_AIM OF THE TASK:_ Every entry should be returned exactly. Omit none of them.

_SUPPLIED ENTRIES:_
○ ○ ○ ○ ○ ○ ○
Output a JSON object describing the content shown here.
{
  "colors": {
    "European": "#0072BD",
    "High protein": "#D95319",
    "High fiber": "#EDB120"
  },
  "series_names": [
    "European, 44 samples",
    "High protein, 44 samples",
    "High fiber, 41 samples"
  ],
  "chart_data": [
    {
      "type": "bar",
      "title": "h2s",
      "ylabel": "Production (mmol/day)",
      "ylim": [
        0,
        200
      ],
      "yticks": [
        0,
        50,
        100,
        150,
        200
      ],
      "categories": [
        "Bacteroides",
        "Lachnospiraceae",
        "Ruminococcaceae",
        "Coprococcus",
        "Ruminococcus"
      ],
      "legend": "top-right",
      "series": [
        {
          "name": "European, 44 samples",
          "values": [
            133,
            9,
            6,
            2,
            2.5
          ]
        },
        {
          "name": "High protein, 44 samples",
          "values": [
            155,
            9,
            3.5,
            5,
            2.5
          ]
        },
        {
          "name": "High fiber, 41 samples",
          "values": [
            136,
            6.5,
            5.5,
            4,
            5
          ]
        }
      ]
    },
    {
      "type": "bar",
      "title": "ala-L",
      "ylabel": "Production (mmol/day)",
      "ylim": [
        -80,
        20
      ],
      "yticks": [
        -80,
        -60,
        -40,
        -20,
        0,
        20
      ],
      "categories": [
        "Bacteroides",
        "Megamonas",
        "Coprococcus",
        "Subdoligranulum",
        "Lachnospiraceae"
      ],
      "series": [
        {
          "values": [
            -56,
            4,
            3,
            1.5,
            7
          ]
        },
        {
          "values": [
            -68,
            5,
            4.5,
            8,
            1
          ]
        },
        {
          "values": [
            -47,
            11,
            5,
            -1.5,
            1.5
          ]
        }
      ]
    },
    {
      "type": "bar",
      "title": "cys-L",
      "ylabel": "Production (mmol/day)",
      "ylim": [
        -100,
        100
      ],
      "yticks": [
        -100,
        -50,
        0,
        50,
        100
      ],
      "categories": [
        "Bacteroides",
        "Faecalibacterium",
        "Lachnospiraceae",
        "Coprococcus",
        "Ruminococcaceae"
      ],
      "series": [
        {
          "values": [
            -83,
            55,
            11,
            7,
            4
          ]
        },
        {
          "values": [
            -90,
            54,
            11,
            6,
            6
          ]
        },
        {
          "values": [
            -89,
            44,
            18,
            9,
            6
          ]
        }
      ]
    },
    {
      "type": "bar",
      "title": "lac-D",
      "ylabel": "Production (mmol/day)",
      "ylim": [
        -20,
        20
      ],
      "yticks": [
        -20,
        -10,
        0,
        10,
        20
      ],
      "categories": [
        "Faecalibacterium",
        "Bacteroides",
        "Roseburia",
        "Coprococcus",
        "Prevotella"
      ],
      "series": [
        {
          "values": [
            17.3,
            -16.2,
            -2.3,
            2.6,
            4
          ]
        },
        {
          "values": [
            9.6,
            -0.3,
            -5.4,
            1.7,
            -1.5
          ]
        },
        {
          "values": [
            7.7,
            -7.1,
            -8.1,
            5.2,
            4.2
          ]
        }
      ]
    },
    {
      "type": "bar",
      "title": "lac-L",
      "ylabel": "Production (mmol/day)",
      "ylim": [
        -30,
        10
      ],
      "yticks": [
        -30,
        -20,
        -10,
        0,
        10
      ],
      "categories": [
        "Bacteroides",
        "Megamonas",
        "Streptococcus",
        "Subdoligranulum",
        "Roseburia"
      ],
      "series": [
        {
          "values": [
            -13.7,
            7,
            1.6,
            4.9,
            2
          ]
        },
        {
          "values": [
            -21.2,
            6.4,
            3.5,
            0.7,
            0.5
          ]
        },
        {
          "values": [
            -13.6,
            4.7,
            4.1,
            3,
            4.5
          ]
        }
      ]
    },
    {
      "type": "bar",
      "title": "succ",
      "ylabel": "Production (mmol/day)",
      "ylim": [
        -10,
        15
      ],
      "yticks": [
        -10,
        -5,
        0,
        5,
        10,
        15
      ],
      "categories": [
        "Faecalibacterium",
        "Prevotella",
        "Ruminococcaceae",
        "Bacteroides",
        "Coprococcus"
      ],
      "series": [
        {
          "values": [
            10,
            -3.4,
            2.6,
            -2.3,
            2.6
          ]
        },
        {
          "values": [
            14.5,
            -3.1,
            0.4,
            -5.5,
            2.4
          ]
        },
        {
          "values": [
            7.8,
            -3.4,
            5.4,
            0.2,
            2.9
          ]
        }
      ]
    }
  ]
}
○ ○ ○ ○ ○ ○ ○
_RESPONSE AREA:_
Output a JSON object describing the content shown here.
{
  "colors": {
    "European": "#0072BD",
    "High protein": "#D95319",
    "High fiber": "#EDB120"
  },
  "series_names": [
    "European, 44 samples",
    "High protein, 44 samples",
    "High fiber, 41 samples"
  ],
  "chart_data": [
    {
      "type": "bar",
      "title": "h2s",
      "ylabel": "Production (mmol/day)",
      "ylim": [
        0,
        200
      ],
      "yticks": [
        0,
        50,
        100,
        150,
        200
      ],
      "categories": [
        "Bacteroides",
        "Lachnospiraceae",
        "Ruminococcaceae",
        "Coprococcus",
        "Ruminococcus"
      ],
      "legend": "top-right",
      "series": [
        {
          "name": "European, 44 samples",
          "values": [
            133,
            9,
            6,
            2,
            2.5
          ]
        },
        {
          "name": "High protein, 44 samples",
          "values": [
            155,
            9,
            3.5,
            5,
            2.5
          ]
        },
        {
          "name": "High fiber, 41 samples",
          "values": [
            136,
            6.5,
            5.5,
            4,
            5
          ]
        }
      ]
    },
    {
      "type": "bar",
      "title": "ala-L",
      "ylabel": "Production (mmol/day)",
      "ylim": [
        -80,
        20
      ],
      "yticks": [
        -80,
        -60,
        -40,
        -20,
        0,
        20
      ],
      "categories": [
        "Bacteroides",
        "Megamonas",
        "Coprococcus",
        "Subdoligranulum",
        "Lachnospiraceae"
      ],
      "series": [
        {
          "values": [
            -56,
            4,
            3,
            1.5,
            7
          ]
        },
        {
          "values": [
            -68,
            5,
            4.5,
            8,
            1
          ]
        },
        {
          "values": [
            -47,
            11,
            5,
            -1.5,
            1.5
          ]
        }
      ]
    },
    {
      "type": "bar",
      "title": "cys-L",
      "ylabel": "Production (mmol/day)",
      "ylim": [
        -100,
        100
      ],
      "yticks": [
        -100,
        -50,
        0,
        50,
        100
      ],
      "categories": [
        "Bacteroides",
        "Faecalibacterium",
        "Lachnospiraceae",
        "Coprococcus",
        "Ruminococcaceae"
      ],
      "series": [
        {
          "values": [
            -83,
            55,
            11,
            7,
            4
          ]
        },
        {
          "values": [
            -90,
            54,
            11,
            6,
            6
          ]
        },
        {
          "values": [
            -89,
            44,
            18,
            9,
            6
          ]
        }
      ]
    },
    {
      "type": "bar",
      "title": "lac-D",
      "ylabel": "Production (mmol/day)",
      "ylim": [
        -20,
        20
      ],
      "yticks": [
        -20,
        -10,
        0,
        10,
        20
      ],
      "categories": [
        "Faecalibacterium",
        "Bacteroides",
        "Roseburia",
        "Coprococcus",
        "Prevotella"
      ],
      "series": [
        {
          "values": [
            17.3,
            -16.2,
            -2.3,
            2.6,
            4
          ]
        },
        {
          "values": [
            9.6,
            -0.3,
            -5.4,
            1.7,
            -1.5
          ]
        },
        {
          "values": [
            7.7,
            -7.1,
            -8.1,
            5.2,
            4.2
          ]
        }
      ]
    },
    {
      "type": "bar",
      "title": "lac-L",
      "ylabel": "Production (mmol/day)",
      "ylim": [
        -30,
        10
      ],
      "yticks": [
        -30,
        -20,
        -10,
        0,
        10
      ],
      "categories": [
        "Bacteroides",
        "Megamonas",
        "Streptococcus",
        "Subdoligranulum",
        "Roseburia"
      ],
      "series": [
        {
          "values": [
            -13.7,
            7,
            1.6,
            4.9,
            2
          ]
        },
        {
          "values": [
            -21.2,
            6.4,
            3.5,
            0.7,
            0.5
          ]
        },
        {
          "values": [
            -13.6,
            4.7,
            4.1,
            3,
            4.5
          ]
        }
      ]
    },
    {
      "type": "bar",
      "title": "succ",
      "ylabel": "Production (mmol/day)",
      "ylim": [
        -10,
        15
      ],
      "yticks": [
        -10,
        -5,
        0,
        5,
        10,
        15
      ],
      "categories": [
        "Faecalibacterium",
        "Prevotella",
        "Ruminococcaceae",
        "Bacteroides",
        "Coprococcus"
      ],
      "series": [
        {
          "values": [
            10,
            -3.4,
            2.6,
            -2.3,
            2.6
          ]
        },
        {
          "values": [
            14.5,
            -3.1,
            0.4,
            -5.5,
            2.4
          ]
        },
        {
          "values": [
            7.8,
            -3.4,
            5.4,
            0.2,
            2.9
          ]
        }
      ]
    }
  ]
}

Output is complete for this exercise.